* Problem to work on
Copy every line of the data that includes the string "orientation".

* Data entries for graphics
+===+

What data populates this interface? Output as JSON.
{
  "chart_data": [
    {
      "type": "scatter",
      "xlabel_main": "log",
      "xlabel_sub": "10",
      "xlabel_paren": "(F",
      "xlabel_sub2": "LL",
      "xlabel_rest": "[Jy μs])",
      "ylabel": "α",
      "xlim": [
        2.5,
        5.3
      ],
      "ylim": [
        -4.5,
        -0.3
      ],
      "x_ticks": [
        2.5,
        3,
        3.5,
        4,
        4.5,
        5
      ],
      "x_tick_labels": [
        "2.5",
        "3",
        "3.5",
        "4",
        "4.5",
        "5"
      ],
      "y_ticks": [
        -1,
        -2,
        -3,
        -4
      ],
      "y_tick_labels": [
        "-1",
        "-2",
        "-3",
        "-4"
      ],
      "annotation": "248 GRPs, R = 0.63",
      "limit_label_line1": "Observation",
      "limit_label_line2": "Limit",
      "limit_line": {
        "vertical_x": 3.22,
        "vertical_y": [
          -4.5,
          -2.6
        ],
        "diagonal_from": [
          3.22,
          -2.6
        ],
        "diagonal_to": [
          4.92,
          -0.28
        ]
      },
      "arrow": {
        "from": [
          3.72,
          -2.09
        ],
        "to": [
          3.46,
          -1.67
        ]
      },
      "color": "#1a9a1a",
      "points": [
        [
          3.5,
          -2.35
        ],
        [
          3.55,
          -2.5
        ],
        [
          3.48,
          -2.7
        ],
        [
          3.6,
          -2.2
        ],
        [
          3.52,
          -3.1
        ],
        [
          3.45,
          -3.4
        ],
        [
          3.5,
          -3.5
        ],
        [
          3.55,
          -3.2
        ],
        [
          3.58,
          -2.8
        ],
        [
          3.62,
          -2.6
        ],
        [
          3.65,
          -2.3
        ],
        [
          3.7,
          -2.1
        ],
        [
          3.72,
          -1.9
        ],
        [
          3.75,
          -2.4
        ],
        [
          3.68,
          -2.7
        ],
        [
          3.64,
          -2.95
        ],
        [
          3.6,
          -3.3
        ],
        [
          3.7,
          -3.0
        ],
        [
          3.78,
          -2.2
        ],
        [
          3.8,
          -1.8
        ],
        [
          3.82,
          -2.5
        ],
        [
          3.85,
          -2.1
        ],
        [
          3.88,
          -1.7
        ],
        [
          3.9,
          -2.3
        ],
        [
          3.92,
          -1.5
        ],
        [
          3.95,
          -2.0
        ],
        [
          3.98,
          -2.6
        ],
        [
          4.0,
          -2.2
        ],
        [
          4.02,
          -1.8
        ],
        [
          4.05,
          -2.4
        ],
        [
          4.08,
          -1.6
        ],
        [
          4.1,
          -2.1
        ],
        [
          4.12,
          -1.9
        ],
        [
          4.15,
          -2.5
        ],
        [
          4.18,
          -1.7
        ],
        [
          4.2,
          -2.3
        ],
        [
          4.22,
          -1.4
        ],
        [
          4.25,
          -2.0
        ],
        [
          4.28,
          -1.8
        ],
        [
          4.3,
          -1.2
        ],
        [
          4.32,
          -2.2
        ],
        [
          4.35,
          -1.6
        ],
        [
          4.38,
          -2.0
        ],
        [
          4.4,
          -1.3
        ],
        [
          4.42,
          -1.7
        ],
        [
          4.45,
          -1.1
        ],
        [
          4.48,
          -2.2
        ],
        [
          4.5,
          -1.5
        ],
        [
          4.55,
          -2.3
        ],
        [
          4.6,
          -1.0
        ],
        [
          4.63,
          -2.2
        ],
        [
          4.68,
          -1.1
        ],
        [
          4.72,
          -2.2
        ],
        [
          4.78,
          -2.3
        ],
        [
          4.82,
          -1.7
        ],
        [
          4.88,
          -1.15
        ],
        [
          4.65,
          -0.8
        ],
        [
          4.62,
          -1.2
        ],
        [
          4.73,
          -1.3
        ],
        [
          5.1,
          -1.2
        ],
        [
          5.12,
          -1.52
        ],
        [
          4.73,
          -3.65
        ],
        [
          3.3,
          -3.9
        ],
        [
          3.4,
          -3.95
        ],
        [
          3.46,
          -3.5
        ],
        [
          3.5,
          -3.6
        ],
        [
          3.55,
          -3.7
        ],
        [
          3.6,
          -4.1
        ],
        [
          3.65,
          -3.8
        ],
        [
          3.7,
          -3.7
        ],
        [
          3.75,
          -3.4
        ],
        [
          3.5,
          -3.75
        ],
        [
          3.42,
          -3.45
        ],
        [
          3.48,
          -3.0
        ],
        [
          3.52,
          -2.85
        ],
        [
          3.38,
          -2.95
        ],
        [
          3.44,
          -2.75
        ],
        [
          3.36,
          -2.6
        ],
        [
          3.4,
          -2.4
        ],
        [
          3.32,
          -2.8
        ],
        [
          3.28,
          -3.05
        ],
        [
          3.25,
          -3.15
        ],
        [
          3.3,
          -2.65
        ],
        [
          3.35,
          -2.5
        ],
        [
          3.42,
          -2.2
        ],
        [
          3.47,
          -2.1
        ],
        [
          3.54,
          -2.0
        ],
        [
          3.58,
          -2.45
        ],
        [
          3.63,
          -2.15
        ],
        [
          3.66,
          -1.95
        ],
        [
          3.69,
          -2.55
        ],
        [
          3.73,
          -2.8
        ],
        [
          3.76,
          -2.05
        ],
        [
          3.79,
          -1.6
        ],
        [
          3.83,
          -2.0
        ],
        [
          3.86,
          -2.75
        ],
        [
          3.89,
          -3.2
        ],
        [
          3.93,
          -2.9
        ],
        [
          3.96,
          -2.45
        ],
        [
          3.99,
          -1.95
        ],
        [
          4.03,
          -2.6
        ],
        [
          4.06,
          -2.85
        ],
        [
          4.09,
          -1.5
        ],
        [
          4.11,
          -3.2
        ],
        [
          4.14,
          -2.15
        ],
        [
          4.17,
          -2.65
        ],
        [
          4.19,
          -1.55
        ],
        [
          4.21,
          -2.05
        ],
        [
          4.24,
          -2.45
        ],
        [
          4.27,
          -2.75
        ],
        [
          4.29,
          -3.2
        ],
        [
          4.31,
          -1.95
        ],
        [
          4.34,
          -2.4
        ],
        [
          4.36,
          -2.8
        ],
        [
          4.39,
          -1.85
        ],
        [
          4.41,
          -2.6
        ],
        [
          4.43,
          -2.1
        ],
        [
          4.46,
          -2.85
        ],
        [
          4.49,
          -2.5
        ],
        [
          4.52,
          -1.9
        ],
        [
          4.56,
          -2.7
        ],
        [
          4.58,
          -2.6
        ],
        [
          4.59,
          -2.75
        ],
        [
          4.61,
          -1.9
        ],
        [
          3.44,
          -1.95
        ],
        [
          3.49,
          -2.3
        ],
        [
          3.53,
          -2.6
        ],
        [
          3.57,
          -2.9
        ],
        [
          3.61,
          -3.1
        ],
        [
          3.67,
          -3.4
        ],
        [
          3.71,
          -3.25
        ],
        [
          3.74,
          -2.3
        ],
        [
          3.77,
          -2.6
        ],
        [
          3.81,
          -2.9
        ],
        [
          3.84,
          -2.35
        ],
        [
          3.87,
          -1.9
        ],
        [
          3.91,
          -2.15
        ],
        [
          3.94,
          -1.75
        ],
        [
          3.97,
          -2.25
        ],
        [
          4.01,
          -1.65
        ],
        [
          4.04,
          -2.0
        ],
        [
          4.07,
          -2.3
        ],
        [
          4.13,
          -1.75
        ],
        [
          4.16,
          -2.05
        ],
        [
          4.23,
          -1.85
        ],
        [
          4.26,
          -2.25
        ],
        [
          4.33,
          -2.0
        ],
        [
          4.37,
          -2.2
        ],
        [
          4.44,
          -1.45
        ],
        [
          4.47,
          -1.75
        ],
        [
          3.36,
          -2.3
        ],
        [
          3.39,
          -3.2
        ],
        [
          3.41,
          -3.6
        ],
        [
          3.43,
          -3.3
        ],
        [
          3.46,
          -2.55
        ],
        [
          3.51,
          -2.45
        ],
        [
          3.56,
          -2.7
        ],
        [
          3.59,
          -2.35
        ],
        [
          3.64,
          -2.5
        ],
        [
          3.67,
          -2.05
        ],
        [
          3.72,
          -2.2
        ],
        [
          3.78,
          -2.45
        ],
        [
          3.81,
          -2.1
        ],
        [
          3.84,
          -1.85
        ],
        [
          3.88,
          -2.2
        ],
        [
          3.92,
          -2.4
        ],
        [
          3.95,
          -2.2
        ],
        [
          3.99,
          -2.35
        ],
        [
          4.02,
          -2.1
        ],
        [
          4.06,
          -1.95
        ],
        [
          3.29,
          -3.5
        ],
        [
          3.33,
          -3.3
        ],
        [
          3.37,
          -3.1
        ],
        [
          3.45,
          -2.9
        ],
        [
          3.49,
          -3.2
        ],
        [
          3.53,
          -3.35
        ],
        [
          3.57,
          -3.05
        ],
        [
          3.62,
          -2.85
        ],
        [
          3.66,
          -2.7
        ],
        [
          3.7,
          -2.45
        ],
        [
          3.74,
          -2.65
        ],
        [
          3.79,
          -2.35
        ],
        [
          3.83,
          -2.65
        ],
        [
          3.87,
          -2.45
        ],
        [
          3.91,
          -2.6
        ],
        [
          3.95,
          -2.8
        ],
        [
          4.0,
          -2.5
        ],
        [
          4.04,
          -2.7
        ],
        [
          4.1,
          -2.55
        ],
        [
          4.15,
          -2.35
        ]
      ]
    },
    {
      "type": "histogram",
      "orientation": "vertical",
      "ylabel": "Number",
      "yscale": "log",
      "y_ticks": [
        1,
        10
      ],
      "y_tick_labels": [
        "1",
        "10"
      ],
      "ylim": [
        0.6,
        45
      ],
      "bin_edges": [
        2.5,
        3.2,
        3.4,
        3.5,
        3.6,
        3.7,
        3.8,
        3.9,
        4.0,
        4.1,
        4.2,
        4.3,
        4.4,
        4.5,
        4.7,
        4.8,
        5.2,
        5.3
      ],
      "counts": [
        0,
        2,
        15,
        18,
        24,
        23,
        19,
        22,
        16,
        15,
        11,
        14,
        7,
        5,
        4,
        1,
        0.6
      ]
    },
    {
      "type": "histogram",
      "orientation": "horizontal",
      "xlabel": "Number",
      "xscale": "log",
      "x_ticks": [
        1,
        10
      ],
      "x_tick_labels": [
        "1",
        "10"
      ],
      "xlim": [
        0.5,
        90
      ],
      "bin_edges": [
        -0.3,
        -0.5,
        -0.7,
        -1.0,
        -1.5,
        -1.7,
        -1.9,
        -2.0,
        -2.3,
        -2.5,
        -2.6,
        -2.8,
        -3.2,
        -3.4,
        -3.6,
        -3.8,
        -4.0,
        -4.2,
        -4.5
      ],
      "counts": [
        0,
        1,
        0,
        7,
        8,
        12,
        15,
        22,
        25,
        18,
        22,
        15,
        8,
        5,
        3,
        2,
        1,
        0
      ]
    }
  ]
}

+===+

* Output below
      "orientation": "vertical",
      "orientation": "horizontal",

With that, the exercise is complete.